Dataset items:
───

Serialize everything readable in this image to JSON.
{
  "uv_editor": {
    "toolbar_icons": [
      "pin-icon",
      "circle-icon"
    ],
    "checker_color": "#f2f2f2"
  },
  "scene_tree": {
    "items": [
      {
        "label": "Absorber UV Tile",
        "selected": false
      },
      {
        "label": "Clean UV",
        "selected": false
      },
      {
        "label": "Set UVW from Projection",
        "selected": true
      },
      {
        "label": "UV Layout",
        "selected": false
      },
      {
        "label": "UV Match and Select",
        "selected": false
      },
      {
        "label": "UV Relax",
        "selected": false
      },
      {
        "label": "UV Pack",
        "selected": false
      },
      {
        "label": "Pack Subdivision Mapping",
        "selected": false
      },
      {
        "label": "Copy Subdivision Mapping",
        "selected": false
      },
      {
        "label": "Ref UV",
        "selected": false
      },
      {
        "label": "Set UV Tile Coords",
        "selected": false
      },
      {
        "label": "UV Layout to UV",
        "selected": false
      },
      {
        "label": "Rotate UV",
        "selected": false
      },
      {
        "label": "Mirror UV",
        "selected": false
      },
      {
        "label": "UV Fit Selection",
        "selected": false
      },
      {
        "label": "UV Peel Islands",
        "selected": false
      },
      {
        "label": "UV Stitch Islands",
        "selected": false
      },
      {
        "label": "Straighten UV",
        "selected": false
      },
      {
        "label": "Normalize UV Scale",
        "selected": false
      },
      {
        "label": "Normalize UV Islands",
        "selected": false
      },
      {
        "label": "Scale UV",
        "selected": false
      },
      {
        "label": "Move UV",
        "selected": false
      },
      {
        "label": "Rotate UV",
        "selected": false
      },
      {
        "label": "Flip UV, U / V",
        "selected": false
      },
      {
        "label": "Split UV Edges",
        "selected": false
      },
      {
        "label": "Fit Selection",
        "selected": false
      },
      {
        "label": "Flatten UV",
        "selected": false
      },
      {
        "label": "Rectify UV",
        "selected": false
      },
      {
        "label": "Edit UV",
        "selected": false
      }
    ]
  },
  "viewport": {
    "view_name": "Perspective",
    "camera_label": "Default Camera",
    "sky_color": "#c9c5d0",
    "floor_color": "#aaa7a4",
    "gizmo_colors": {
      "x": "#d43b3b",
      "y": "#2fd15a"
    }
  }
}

───

■ **What to produce**: Exactly reproduce the material above.

■ **Finished exercise**:
Serialize everything readable in this image to JSON.
{
  "uv_editor": {
    "toolbar_icons": [
      "pin-icon",
      "circle-icon"
    ],
    "checker_color": "#f2f2f2"
  },
  "scene_tree": {
    "items": [
      {
        "label": "Absorber UV Tile",
        "selected": false
      },
      {
        "label": "Clean UV",
        "selected": false
      },
      {
        "label": "Set UVW from Projection",
        "selected": true
      },
      {
        "label": "UV Layout",
        "selected": false
      },
      {
        "label": "UV Match and Select",
        "selected": false
      },
      {
        "label": "UV Relax",
        "selected": false
      },
      {
        "label": "UV Pack",
        "selected": false
      },
      {
        "label": "Pack Subdivision Mapping",
        "selected": false
      },
      {
        "label": "Copy Subdivision Mapping",
        "selected": false
      },
      {
        "label": "Ref UV",
        "selected": false
      },
      {
        "label": "Set UV Tile Coords",
        "selected": false
      },
      {
        "label": "UV Layout to UV",
        "selected": false
      },
      {
        "label": "Rotate UV",
        "selected": false
      },
      {
        "label": "Mirror UV",
        "selected": false
      },
      {
        "label": "UV Fit Selection",
        "selected": false
      },
      {
        "label": "UV Peel Islands",
        "selected": false
      },
      {
        "label": "UV Stitch Islands",
        "selected": false
      },
      {
        "label": "Straighten UV",
        "selected": false
      },
      {
        "label": "Normalize UV Scale",
        "selected": false
      },
      {
        "label": "Normalize UV Islands",
        "selected": false
      },
      {
        "label": "Scale UV",
        "selected": false
      },
      {
        "label": "Move UV",
        "selected": false
      },
      {
        "label": "Rotate UV",
        "selected": false
      },
      {
        "label": "Flip UV, U / V",
        "selected": false
      },
      {
        "label": "Split UV Edges",
        "selected": false
      },
      {
        "label": "Fit Selection",
        "selected": false
      },
      {
        "label": "Flatten UV",
        "selected": false
      },
      {
        "label": "Rectify UV",
        "selected": false
      },
      {
        "label": "Edit UV",
        "selected": false
      }
    ]
  },
  "viewport": {
    "view_name": "Perspective",
    "camera_label": "Default Camera",
    "sky_color": "#c9c5d0",
    "floor_color": "#aaa7a4",
    "gizmo_colors": {
      "x": "#d43b3b",
      "y": "#2fd15a"
    }
  }
}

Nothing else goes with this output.